(Recorded data)
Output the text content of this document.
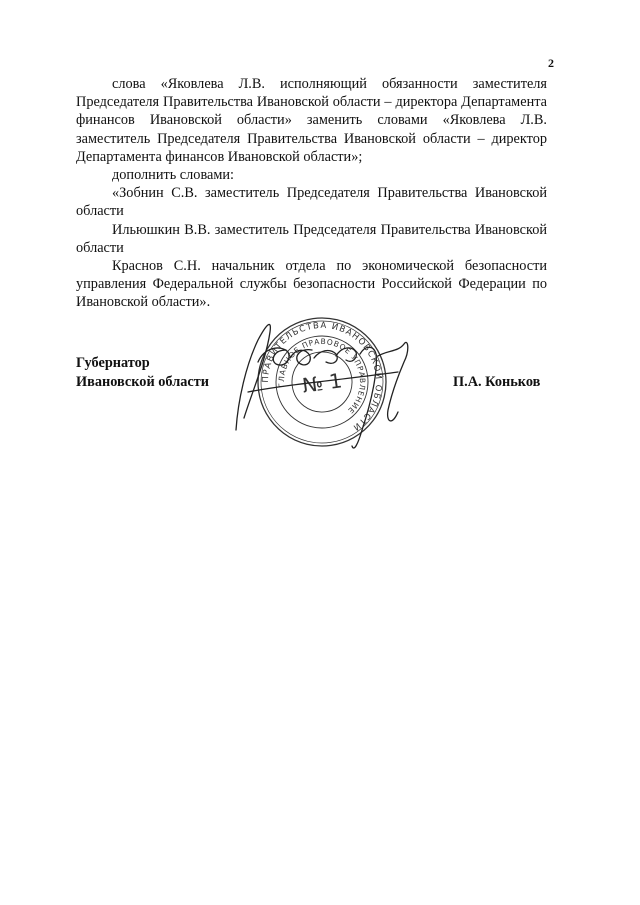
2

слова «Яковлева Л.В. исполняющий обязанности заместителя Председателя Правительства Ивановской области – директора Департамента финансов Ивановской области» заменить словами «Яковлева Л.В. заместитель Председателя Правительства Ивановской области – директор Департамента финансов Ивановской области»;

дополнить словами:

«Зобнин С.В. заместитель Председателя Правительства Ивановской области

Ильюшкин В.В. заместитель Председателя Правительства Ивановской области

Краснов С.Н. начальник отдела по экономической безопасности управления Федеральной службы безопасности Российской Федерации по Ивановской области».

Губернатор
Ивановской области	П.А. Коньков
ПРАВИТЕЛЬСТВА ИВАНОВСКОЙ ОБЛАСТИ
ГЛАВНОЕ ПРАВОВОЕ УПРАВЛЕНИЕ
№ 1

### EXERCISE GOAL
Quote all the records verbatim, dropping any pictures from your copy.

### ANSWER TO THIS TASK
Output the text content of this document.
2

слова «Яковлева Л.В. исполняющий обязанности заместителя Председателя Правительства Ивановской области – директора Департамента финансов Ивановской области» заменить словами «Яковлева Л.В. заместитель Председателя Правительства Ивановской области – директор Департамента финансов Ивановской области»;

дополнить словами:

«Зобнин С.В. заместитель Председателя Правительства Ивановской области

Ильюшкин В.В. заместитель Председателя Правительства Ивановской области

Краснов С.Н. начальник отдела по экономической безопасности управления Федеральной службы безопасности Российской Федерации по Ивановской области».

Губернатор
Ивановской области	П.А. Коньков
ПРАВИТЕЛЬСТВА ИВАНОВСКОЙ ОБЛАСТИ
ГЛАВНОЕ ПРАВОВОЕ УПРАВЛЕНИЕ
№ 1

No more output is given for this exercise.